--- start of ENTRIES ---
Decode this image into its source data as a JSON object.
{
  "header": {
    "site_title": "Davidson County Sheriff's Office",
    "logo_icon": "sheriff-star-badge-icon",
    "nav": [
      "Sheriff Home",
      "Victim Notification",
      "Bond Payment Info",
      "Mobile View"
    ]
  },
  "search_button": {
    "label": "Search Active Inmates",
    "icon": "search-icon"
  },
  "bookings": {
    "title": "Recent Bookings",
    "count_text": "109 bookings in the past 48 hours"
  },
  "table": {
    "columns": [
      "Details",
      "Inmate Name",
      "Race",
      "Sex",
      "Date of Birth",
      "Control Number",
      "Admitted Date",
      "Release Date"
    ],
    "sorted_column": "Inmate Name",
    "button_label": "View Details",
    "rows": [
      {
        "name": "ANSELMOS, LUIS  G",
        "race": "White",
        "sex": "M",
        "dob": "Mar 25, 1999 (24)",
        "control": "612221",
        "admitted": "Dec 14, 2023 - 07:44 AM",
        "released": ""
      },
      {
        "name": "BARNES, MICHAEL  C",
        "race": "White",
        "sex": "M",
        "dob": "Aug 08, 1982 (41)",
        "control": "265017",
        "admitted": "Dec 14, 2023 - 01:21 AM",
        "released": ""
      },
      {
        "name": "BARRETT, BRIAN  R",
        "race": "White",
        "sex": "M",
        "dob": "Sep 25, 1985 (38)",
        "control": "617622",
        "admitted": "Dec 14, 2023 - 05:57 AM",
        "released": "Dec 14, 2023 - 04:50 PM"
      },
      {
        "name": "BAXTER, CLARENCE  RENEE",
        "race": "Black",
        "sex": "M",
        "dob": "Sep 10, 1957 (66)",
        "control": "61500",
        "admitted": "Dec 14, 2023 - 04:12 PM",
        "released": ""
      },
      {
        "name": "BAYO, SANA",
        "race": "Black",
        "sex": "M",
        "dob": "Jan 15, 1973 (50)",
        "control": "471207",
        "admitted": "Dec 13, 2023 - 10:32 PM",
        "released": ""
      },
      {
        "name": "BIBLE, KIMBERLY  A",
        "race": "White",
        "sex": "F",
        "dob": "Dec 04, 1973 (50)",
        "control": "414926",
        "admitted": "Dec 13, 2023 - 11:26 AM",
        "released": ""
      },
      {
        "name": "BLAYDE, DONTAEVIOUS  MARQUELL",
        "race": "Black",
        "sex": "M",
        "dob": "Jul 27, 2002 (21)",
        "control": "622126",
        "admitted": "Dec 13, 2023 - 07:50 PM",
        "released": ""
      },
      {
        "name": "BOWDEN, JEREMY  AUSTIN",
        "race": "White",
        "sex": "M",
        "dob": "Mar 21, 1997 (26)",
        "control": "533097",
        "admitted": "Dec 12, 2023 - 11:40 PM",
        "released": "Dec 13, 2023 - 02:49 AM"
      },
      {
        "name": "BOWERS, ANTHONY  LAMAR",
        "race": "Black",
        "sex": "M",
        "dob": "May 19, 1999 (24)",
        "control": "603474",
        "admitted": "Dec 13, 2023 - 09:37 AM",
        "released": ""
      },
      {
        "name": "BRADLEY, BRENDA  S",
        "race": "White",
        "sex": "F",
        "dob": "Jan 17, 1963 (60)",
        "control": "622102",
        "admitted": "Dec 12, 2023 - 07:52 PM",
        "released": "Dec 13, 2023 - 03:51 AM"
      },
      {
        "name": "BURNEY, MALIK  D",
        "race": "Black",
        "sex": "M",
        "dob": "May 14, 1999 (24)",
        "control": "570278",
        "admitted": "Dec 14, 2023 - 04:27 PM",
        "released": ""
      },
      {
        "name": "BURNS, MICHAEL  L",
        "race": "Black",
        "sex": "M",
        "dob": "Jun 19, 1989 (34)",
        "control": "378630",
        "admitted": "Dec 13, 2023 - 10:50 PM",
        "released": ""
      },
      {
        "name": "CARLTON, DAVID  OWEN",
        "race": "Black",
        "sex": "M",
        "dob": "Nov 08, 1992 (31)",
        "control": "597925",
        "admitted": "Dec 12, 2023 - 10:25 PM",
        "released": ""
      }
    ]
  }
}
--- end of ENTRIES ---
## [EXERCISE]
All of the material above needs to be retyped word for word.

## [SOLUTION TO THIS EXERCISE]
Decode this image into its source data as a JSON object.
{
  "header": {
    "site_title": "Davidson County Sheriff's Office",
    "logo_icon": "sheriff-star-badge-icon",
    "nav": [
      "Sheriff Home",
      "Victim Notification",
      "Bond Payment Info",
      "Mobile View"
    ]
  },
  "search_button": {
    "label": "Search Active Inmates",
    "icon": "search-icon"
  },
  "bookings": {
    "title": "Recent Bookings",
    "count_text": "109 bookings in the past 48 hours"
  },
  "table": {
    "columns": [
      "Details",
      "Inmate Name",
      "Race",
      "Sex",
      "Date of Birth",
      "Control Number",
      "Admitted Date",
      "Release Date"
    ],
    "sorted_column": "Inmate Name",
    "button_label": "View Details",
    "rows": [
      {
        "name": "ANSELMOS, LUIS  G",
        "race": "White",
        "sex": "M",
        "dob": "Mar 25, 1999 (24)",
        "control": "612221",
        "admitted": "Dec 14, 2023 - 07:44 AM",
        "released": ""
      },
      {
        "name": "BARNES, MICHAEL  C",
        "race": "White",
        "sex": "M",
        "dob": "Aug 08, 1982 (41)",
        "control": "265017",
        "admitted": "Dec 14, 2023 - 01:21 AM",
        "released": ""
      },
      {
        "name": "BARRETT, BRIAN  R",
        "race": "White",
        "sex": "M",
        "dob": "Sep 25, 1985 (38)",
        "control": "617622",
        "admitted": "Dec 14, 2023 - 05:57 AM",
        "released": "Dec 14, 2023 - 04:50 PM"
      },
      {
        "name": "BAXTER, CLARENCE  RENEE",
        "race": "Black",
        "sex": "M",
        "dob": "Sep 10, 1957 (66)",
        "control": "61500",
        "admitted": "Dec 14, 2023 - 04:12 PM",
        "released": ""
      },
      {
        "name": "BAYO, SANA",
        "race": "Black",
        "sex": "M",
        "dob": "Jan 15, 1973 (50)",
        "control": "471207",
        "admitted": "Dec 13, 2023 - 10:32 PM",
        "released": ""
      },
      {
        "name": "BIBLE, KIMBERLY  A",
        "race": "White",
        "sex": "F",
        "dob": "Dec 04, 1973 (50)",
        "control": "414926",
        "admitted": "Dec 13, 2023 - 11:26 AM",
        "released": ""
      },
      {
        "name": "BLAYDE, DONTAEVIOUS  MARQUELL",
        "race": "Black",
        "sex": "M",
        "dob": "Jul 27, 2002 (21)",
        "control": "622126",
        "admitted": "Dec 13, 2023 - 07:50 PM",
        "released": ""
      },
      {
        "name": "BOWDEN, JEREMY  AUSTIN",
        "race": "White",
        "sex": "M",
        "dob": "Mar 21, 1997 (26)",
        "control": "533097",
        "admitted": "Dec 12, 2023 - 11:40 PM",
        "released": "Dec 13, 2023 - 02:49 AM"
      },
      {
        "name": "BOWERS, ANTHONY  LAMAR",
        "race": "Black",
        "sex": "M",
        "dob": "May 19, 1999 (24)",
        "control": "603474",
        "admitted": "Dec 13, 2023 - 09:37 AM",
        "released": ""
      },
      {
        "name": "BRADLEY, BRENDA  S",
        "race": "White",
        "sex": "F",
        "dob": "Jan 17, 1963 (60)",
        "control": "622102",
        "admitted": "Dec 12, 2023 - 07:52 PM",
        "released": "Dec 13, 2023 - 03:51 AM"
      },
      {
        "name": "BURNEY, MALIK  D",
        "race": "Black",
        "sex": "M",
        "dob": "May 14, 1999 (24)",
        "control": "570278",
        "admitted": "Dec 14, 2023 - 04:27 PM",
        "released": ""
      },
      {
        "name": "BURNS, MICHAEL  L",
        "race": "Black",
        "sex": "M",
        "dob": "Jun 19, 1989 (34)",
        "control": "378630",
        "admitted": "Dec 13, 2023 - 10:50 PM",
        "released": ""
      },
      {
        "name": "CARLTON, DAVID  OWEN",
        "race": "Black",
        "sex": "M",
        "dob": "Nov 08, 1992 (31)",
        "control": "597925",
        "admitted": "Dec 12, 2023 - 10:25 PM",
        "released": ""
      }
    ]
  }
}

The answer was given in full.